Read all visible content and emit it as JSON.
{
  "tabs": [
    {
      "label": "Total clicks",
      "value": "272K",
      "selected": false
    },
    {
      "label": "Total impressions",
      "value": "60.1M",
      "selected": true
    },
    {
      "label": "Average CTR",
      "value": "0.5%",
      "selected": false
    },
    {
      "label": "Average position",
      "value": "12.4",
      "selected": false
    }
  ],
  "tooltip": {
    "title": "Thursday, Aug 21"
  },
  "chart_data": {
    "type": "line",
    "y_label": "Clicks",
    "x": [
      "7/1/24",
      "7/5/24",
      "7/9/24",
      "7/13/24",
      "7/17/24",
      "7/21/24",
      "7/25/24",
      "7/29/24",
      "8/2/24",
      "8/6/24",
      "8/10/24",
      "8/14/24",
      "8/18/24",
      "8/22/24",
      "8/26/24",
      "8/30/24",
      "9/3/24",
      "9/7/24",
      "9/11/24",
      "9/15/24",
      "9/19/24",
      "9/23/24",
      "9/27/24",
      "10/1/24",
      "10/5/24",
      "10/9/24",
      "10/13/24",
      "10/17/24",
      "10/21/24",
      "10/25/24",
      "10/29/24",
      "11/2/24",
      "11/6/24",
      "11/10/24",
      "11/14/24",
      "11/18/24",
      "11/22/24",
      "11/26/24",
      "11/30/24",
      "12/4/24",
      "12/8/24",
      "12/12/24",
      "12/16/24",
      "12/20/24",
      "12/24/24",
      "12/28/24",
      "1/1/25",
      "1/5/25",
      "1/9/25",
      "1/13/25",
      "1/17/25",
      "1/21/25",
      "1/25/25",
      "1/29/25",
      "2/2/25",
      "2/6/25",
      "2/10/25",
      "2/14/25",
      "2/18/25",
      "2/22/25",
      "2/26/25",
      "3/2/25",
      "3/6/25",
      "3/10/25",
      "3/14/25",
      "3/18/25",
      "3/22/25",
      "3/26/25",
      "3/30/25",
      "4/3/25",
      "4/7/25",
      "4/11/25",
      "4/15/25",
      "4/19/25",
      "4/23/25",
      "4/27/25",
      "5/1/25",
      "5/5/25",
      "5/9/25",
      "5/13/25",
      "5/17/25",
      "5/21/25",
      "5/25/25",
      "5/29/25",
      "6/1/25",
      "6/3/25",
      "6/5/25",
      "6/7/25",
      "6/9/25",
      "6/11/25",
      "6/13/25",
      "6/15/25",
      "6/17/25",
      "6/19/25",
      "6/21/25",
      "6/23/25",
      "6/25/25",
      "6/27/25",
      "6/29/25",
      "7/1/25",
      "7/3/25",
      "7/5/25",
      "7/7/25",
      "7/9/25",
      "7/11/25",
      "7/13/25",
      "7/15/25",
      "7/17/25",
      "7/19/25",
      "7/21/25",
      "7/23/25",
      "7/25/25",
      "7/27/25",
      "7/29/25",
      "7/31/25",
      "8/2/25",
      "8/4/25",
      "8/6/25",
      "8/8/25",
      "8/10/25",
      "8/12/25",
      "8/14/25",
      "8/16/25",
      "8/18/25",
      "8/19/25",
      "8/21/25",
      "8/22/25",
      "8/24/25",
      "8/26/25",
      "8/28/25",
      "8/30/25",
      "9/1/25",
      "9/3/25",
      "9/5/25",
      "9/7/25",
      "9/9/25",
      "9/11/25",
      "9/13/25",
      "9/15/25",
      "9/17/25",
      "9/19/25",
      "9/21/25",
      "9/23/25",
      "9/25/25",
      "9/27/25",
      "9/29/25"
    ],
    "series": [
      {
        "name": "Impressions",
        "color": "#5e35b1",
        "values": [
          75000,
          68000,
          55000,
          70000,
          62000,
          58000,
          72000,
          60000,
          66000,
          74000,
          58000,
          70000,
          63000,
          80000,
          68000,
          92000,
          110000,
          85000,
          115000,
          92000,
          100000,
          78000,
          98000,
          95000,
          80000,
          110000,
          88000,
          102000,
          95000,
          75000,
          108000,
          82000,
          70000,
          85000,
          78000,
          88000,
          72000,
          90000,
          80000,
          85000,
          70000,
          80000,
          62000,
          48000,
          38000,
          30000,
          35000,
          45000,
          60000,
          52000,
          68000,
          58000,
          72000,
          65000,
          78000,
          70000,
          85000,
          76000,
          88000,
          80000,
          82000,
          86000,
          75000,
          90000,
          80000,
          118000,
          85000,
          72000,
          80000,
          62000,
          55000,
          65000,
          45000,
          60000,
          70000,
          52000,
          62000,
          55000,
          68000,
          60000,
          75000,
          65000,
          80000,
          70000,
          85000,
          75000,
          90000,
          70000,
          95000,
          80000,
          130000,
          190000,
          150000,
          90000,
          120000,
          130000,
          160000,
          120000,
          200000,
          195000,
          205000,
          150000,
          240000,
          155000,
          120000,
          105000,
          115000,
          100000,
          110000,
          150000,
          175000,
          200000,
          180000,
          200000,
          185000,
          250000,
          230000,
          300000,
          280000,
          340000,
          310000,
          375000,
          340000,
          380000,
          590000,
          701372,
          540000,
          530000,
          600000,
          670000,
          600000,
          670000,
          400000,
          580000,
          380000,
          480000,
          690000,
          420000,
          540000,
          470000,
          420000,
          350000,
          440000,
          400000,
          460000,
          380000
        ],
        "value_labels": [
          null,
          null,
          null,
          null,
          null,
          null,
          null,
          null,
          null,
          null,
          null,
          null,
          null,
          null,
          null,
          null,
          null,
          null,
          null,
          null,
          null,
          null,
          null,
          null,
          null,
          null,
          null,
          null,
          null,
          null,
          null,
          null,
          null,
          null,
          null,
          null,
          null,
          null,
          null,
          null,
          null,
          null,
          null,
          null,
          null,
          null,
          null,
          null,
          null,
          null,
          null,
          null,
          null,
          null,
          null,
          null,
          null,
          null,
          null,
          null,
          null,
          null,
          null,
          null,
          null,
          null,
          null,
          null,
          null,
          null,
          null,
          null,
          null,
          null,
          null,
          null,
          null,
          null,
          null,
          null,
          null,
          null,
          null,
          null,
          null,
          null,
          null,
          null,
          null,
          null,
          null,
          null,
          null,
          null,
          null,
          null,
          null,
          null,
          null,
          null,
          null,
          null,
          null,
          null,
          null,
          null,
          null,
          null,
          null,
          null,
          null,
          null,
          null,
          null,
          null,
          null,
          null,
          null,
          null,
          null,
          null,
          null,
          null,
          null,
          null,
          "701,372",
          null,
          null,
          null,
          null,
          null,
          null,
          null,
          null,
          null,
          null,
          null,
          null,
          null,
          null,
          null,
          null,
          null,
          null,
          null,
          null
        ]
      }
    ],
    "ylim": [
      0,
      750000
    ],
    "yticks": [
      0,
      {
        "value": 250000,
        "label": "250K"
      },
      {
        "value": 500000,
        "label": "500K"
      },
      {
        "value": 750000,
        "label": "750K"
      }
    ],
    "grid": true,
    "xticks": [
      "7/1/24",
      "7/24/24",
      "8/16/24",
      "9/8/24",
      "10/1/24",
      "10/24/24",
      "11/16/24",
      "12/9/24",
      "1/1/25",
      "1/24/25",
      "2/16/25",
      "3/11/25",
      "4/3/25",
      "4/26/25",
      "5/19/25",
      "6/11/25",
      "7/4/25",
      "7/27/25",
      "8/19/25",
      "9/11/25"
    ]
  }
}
..............................
§ PROBLEM DETAILS
Look through the records and gather every line containing "Total".

§ THE OUTPUT
      "label": "Total clicks",
      "label": "Total impressions",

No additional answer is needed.